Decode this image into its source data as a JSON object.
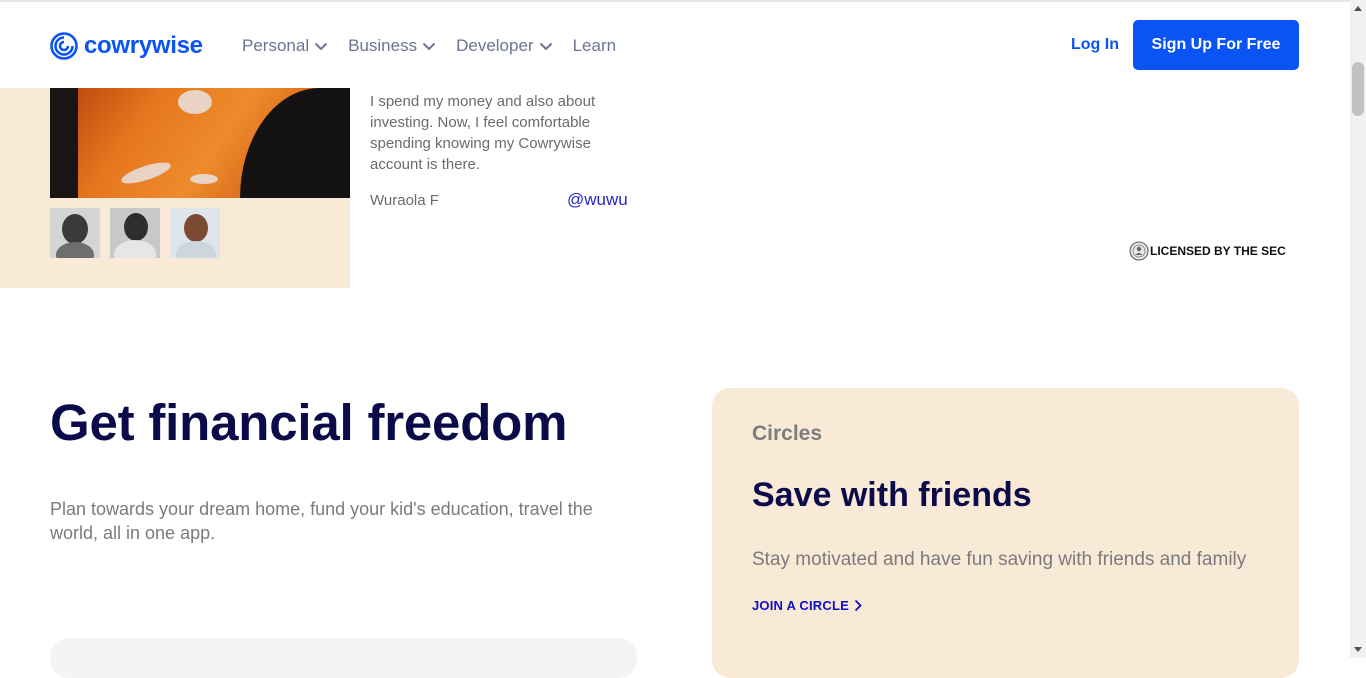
{
  "header": {
    "logo_text": "cowrywise",
    "nav": [
      {
        "label": "Personal",
        "has_dropdown": true
      },
      {
        "label": "Business",
        "has_dropdown": true
      },
      {
        "label": "Developer",
        "has_dropdown": true
      },
      {
        "label": "Learn",
        "has_dropdown": false
      }
    ],
    "login_label": "Log In",
    "signup_label": "Sign Up For Free"
  },
  "testimonial": {
    "quote": "I spend my money and also about investing. Now, I feel comfortable spending knowing my Cowrywise account is there.",
    "author": "Wuraola F",
    "handle": "@wuwu"
  },
  "license": {
    "text": "LICENSED BY THE SEC",
    "icon": "sec-seal-icon"
  },
  "freedom": {
    "title": "Get financial freedom",
    "lead": "Plan towards your dream home, fund your kid's education, travel the world, all in one app."
  },
  "circles_card": {
    "eyebrow": "Circles",
    "title": "Save with friends",
    "description": "Stay motivated and have fun saving with friends and family",
    "link_label": "JOIN A CIRCLE"
  },
  "colors": {
    "brand_blue": "#0a54f6",
    "navy": "#0b0b4a",
    "peach": "#f9e9d7",
    "link_blue": "#1010c8"
  }
}
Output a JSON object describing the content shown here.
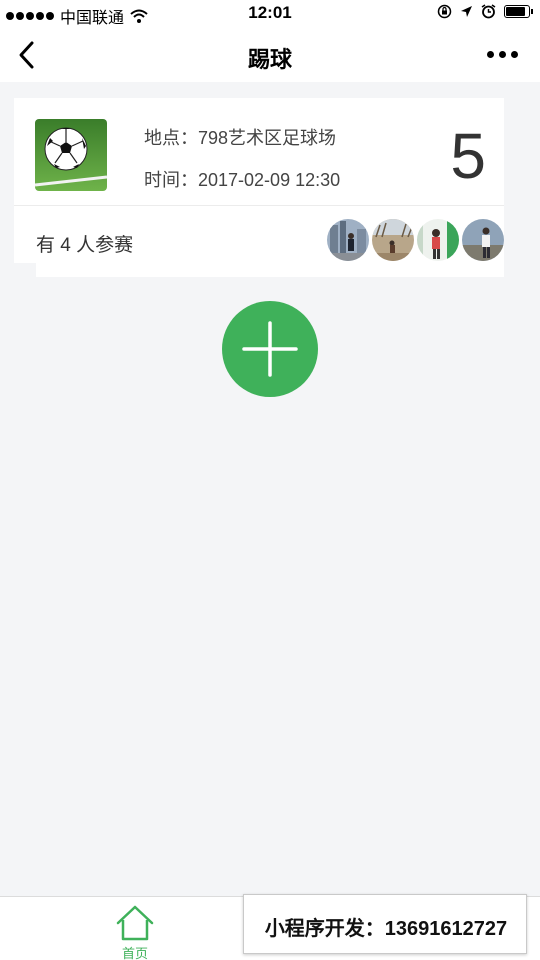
{
  "status_bar": {
    "carrier": "中国联通",
    "time": "12:01",
    "battery_level": 0.9
  },
  "nav": {
    "title": "踢球",
    "back_icon": "chevron-left-icon",
    "more_icon": "more-dots-icon"
  },
  "event": {
    "location_label": "地点：",
    "location": "798艺术区足球场",
    "time_label": "时间：",
    "time": "2017-02-09 12:30",
    "count": "5",
    "participants_text": "有 4 人参赛",
    "image_icon": "soccer-ball-image",
    "avatars": [
      {
        "name": "avatar-1"
      },
      {
        "name": "avatar-2"
      },
      {
        "name": "avatar-3"
      },
      {
        "name": "avatar-4"
      }
    ]
  },
  "add_button": {
    "icon": "plus-icon",
    "color": "#3fb15a"
  },
  "tab_bar": {
    "home_label": "首页",
    "home_icon": "home-icon",
    "active_color": "#3fb15a"
  },
  "watermark": {
    "text": "小程序开发：13691612727"
  }
}
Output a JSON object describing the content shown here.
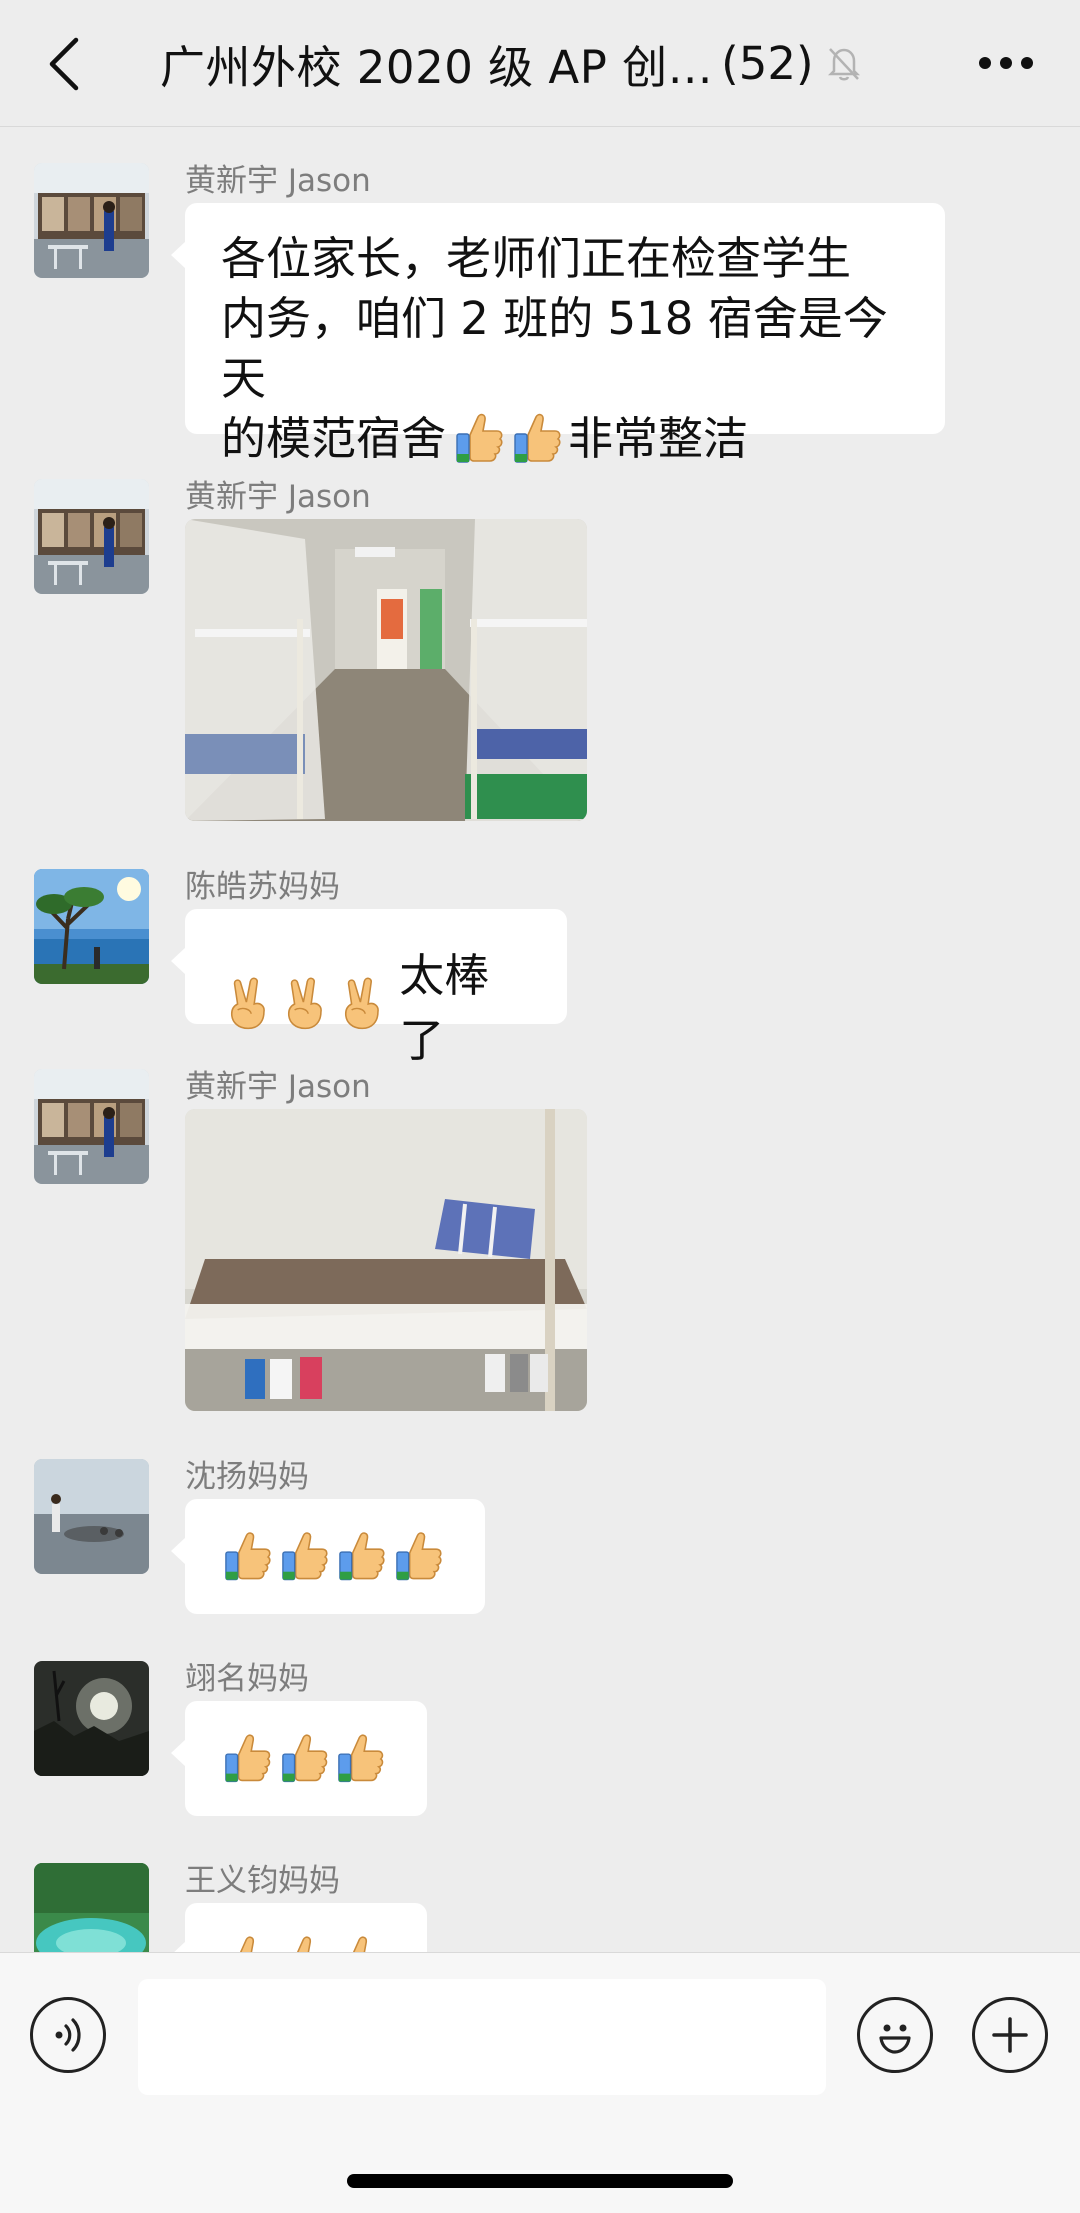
{
  "header": {
    "title": "广州外校 2020 级 AP 创…",
    "member_count": "(52)",
    "back_icon": "chevron-left-icon",
    "mute_icon": "bell-off-icon",
    "more_icon": "more-dots-icon"
  },
  "messages": [
    {
      "sender": "黄新宇 Jason",
      "type": "text",
      "text_line1": "各位家长，老师们正在检查学生",
      "text_line2": "内务，咱们 2 班的 518 宿舍是今天",
      "text_line3": "的模范宿舍",
      "text_tail": "非常整洁",
      "emojis": [
        "thumbs-up",
        "thumbs-up"
      ]
    },
    {
      "sender": "黄新宇 Jason",
      "type": "image",
      "image": "dormitory-room-photo"
    },
    {
      "sender": "陈皓苏妈妈",
      "type": "text",
      "emojis": [
        "victory-hand",
        "victory-hand",
        "victory-hand"
      ],
      "text": "太棒了"
    },
    {
      "sender": "黄新宇 Jason",
      "type": "image",
      "image": "bunk-bed-photo"
    },
    {
      "sender": "沈扬妈妈",
      "type": "emoji",
      "emojis": [
        "thumbs-up",
        "thumbs-up",
        "thumbs-up",
        "thumbs-up"
      ]
    },
    {
      "sender": "翊名妈妈",
      "type": "emoji",
      "emojis": [
        "thumbs-up",
        "thumbs-up",
        "thumbs-up"
      ]
    },
    {
      "sender": "王义钧妈妈",
      "type": "emoji",
      "emojis": [
        "thumbs-up",
        "thumbs-up",
        "thumbs-up"
      ]
    }
  ],
  "input_bar": {
    "voice_icon": "voice-icon",
    "emoji_icon": "smiley-icon",
    "plus_icon": "plus-icon",
    "placeholder": ""
  }
}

***

What the exercise asks:
Return all of the entries word for word, but omit the pictures.

Written solution:
Decode this image into its source data as a JSON object.
{
  "header": {
    "logo_text": "cowrywise",
    "nav": [
      {
        "label": "Personal",
        "has_dropdown": true
      },
      {
        "label": "Business",
        "has_dropdown": true
      },
      {
        "label": "Developer",
        "has_dropdown": true
      },
      {
        "label": "Learn",
        "has_dropdown": false
      }
    ],
    "login_label": "Log In",
    "signup_label": "Sign Up For Free"
  },
  "testimonial": {
    "quote": "I spend my money and also about investing. Now, I feel comfortable spending knowing my Cowrywise account is there.",
    "author": "Wuraola F",
    "handle": "@wuwu"
  },
  "license": {
    "text": "LICENSED BY THE SEC",
    "icon": "sec-seal-icon"
  },
  "freedom": {
    "title": "Get financial freedom",
    "lead": "Plan towards your dream home, fund your kid's education, travel the world, all in one app."
  },
  "circles_card": {
    "eyebrow": "Circles",
    "title": "Save with friends",
    "description": "Stay motivated and have fun saving with friends and family",
    "link_label": "JOIN A CIRCLE"
  },
  "colors": {
    "brand_blue": "#0a54f6",
    "navy": "#0b0b4a",
    "peach": "#f9e9d7",
    "link_blue": "#1010c8"
  }
}
Output a JSON object describing the content shown here.
{
  "status_bar": {
    "carrier": "中国联通",
    "time": "12:01",
    "battery_level": 0.9
  },
  "nav": {
    "title": "踢球",
    "back_icon": "chevron-left-icon",
    "more_icon": "more-dots-icon"
  },
  "event": {
    "location_label": "地点：",
    "location": "798艺术区足球场",
    "time_label": "时间：",
    "time": "2017-02-09 12:30",
    "count": "5",
    "participants_text": "有 4 人参赛",
    "image_icon": "soccer-ball-image",
    "avatars": [
      {
        "name": "avatar-1"
      },
      {
        "name": "avatar-2"
      },
      {
        "name": "avatar-3"
      },
      {
        "name": "avatar-4"
      }
    ]
  },
  "add_button": {
    "icon": "plus-icon",
    "color": "#3fb15a"
  },
  "tab_bar": {
    "home_label": "首页",
    "home_icon": "home-icon",
    "active_color": "#3fb15a"
  },
  "watermark": {
    "text": "小程序开发：13691612727"
  }
}
Output a JSON object describing the content shown here.
{
  "header": {
    "title": "广州外校 2020 级 AP 创…",
    "member_count": "(52)",
    "back_icon": "chevron-left-icon",
    "mute_icon": "bell-off-icon",
    "more_icon": "more-dots-icon"
  },
  "messages": [
    {
      "sender": "黄新宇 Jason",
      "type": "text",
      "text_line1": "各位家长，老师们正在检查学生",
      "text_line2": "内务，咱们 2 班的 518 宿舍是今天",
      "text_line3": "的模范宿舍",
      "text_tail": "非常整洁",
      "emojis": [
        "thumbs-up",
        "thumbs-up"
      ]
    },
    {
      "sender": "黄新宇 Jason",
      "type": "image",
      "image": "dormitory-room-photo"
    },
    {
      "sender": "陈皓苏妈妈",
      "type": "text",
      "emojis": [
        "victory-hand",
        "victory-hand",
        "victory-hand"
      ],
      "text": "太棒了"
    },
    {
      "sender": "黄新宇 Jason",
      "type": "image",
      "image": "bunk-bed-photo"
    },
    {
      "sender": "沈扬妈妈",
      "type": "emoji",
      "emojis": [
        "thumbs-up",
        "thumbs-up",
        "thumbs-up",
        "thumbs-up"
      ]
    },
    {
      "sender": "翊名妈妈",
      "type": "emoji",
      "emojis": [
        "thumbs-up",
        "thumbs-up",
        "thumbs-up"
      ]
    },
    {
      "sender": "王义钧妈妈",
      "type": "emoji",
      "emojis": [
        "thumbs-up",
        "thumbs-up",
        "thumbs-up"
      ]
    }
  ],
  "input_bar": {
    "voice_icon": "voice-icon",
    "emoji_icon": "smiley-icon",
    "plus_icon": "plus-icon",
    "placeholder": ""
  }
}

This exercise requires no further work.